→ **TEXT SECTION**:
· · · · ·
Trader Joes

Trader Joe's interior in Union Square in New Y...

Trader Joe’s interior in Union Square in New York City. (Photo credit: Wikipedia)

Two-Buck Chuck is not what put Trader Joes in the headlines this week; instead it was their decision regarding health coverage for part-time employees. More specifically, the company announced that it will stop providing health insurance benefits for employees who work less than 30 hours a week, sending them instead to the new Insurance Marketplaces with an extra $500 to help purchase coverage.

Anti-health reform advocates are up in arms and touting this as the latest example of how Affordable Care Act will fail Americans and drive up the cost of premiums. They have it wrong. Let’s take a step back and review the facts.

The crux of the new health care law is the provision of low-cost options for people who don’t make a lot of money and can’t afford health insurance under the current health care system. The new law provides low-income individuals with incentives and options to obtain health insurance at an affordable rate. It turns out that for low income individuals and families, this rate is lower than what most companies can provide.  Tax credits will be available for individuals to help subsidize the cost of health care for individuals, but in order to receive the tax credit from the insurance exchanges, health insurance can’t be offered to them under their company’s plan.
· · · · ·
Records from a data collection
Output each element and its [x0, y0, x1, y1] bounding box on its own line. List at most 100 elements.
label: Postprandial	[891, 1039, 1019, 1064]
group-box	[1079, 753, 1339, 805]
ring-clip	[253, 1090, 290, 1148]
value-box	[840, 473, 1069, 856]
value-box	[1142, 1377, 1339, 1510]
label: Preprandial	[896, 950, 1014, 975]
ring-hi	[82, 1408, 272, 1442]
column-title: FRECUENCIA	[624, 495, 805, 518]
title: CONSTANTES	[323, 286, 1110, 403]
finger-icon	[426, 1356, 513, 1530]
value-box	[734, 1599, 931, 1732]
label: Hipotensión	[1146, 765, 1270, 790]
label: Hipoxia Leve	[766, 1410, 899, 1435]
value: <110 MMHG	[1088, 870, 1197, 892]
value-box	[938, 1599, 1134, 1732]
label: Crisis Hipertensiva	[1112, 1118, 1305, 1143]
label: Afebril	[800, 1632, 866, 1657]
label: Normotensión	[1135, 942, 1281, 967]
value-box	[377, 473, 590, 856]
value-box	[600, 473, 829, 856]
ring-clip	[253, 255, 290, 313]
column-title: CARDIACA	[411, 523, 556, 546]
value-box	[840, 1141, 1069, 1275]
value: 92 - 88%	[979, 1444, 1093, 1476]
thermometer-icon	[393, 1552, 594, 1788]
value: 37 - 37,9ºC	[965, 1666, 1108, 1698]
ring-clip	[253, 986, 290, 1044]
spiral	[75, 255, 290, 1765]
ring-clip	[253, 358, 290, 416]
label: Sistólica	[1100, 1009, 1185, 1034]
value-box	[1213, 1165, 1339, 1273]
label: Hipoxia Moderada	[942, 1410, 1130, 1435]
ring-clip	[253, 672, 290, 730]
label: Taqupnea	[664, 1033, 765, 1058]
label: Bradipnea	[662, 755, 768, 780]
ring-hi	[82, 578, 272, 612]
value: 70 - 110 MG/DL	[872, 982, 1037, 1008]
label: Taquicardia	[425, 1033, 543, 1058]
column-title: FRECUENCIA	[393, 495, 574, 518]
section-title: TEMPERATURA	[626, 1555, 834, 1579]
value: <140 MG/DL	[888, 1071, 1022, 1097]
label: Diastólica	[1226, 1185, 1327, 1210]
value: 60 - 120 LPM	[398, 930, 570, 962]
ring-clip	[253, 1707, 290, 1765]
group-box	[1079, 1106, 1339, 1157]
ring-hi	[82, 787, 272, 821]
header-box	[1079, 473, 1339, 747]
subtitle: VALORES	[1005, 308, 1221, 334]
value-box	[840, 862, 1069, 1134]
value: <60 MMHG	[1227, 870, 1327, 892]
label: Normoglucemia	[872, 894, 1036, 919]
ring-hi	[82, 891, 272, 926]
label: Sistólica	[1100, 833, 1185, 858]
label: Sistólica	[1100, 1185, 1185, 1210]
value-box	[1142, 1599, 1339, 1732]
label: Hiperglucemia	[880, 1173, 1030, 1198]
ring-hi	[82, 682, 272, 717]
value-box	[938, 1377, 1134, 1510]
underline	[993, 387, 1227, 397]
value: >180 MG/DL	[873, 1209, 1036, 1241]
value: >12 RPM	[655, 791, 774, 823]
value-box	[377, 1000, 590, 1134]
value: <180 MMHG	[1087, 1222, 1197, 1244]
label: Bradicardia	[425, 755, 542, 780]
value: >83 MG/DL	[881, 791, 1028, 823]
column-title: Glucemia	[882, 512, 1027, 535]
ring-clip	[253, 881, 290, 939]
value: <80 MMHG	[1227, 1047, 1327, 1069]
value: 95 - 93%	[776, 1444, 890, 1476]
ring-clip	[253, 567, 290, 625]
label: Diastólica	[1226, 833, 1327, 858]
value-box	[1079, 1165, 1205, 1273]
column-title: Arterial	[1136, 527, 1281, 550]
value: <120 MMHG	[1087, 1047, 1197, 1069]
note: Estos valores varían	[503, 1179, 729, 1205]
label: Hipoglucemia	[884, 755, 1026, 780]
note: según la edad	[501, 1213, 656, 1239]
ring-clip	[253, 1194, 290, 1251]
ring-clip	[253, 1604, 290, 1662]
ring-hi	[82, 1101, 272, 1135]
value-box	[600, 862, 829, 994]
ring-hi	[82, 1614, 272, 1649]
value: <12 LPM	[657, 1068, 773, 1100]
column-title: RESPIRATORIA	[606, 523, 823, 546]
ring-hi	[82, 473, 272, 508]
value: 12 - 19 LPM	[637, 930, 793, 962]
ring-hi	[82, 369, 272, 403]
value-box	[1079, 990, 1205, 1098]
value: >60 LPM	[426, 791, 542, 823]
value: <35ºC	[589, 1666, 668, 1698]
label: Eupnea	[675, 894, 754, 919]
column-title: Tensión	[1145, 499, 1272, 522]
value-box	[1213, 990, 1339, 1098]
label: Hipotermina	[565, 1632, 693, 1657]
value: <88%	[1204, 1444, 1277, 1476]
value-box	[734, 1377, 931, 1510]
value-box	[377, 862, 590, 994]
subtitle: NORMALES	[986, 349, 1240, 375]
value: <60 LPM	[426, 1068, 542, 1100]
· · · · ·
→ **WHAT THIS EXERCISE ASKS**:
1 – In the Trader Joe's text, how much extra money will the company give part-time employees to help them buy coverage?
2 – Rewrite the part of the Trader Joe's text that opens with the words "Trader Joe's interior" and closes with "review the facts.", putting "workers" in place of "employees".

→ **WORKED ANSWERS**:
1 – $500

2 –
Trader Joe's interior in Union Square in New Y...

Trader Joe’s interior in Union Square in New York City. (Photo credit: Wikipedia)

Two-Buck Chuck is not what put Trader Joes in the headlines this week; instead it was their decision regarding health coverage for part-time workers. More specifically, the company announced that it will stop providing health insurance benefits for workers who work less than 30 hours a week, sending them instead to the new Insurance Marketplaces with an extra $500 to help purchase coverage.

Anti-health reform advocates are up in arms and touting this as the latest example of how Affordable Care Act will fail Americans and drive up the cost of premiums. They have it wrong. Let’s take a step back and review the facts.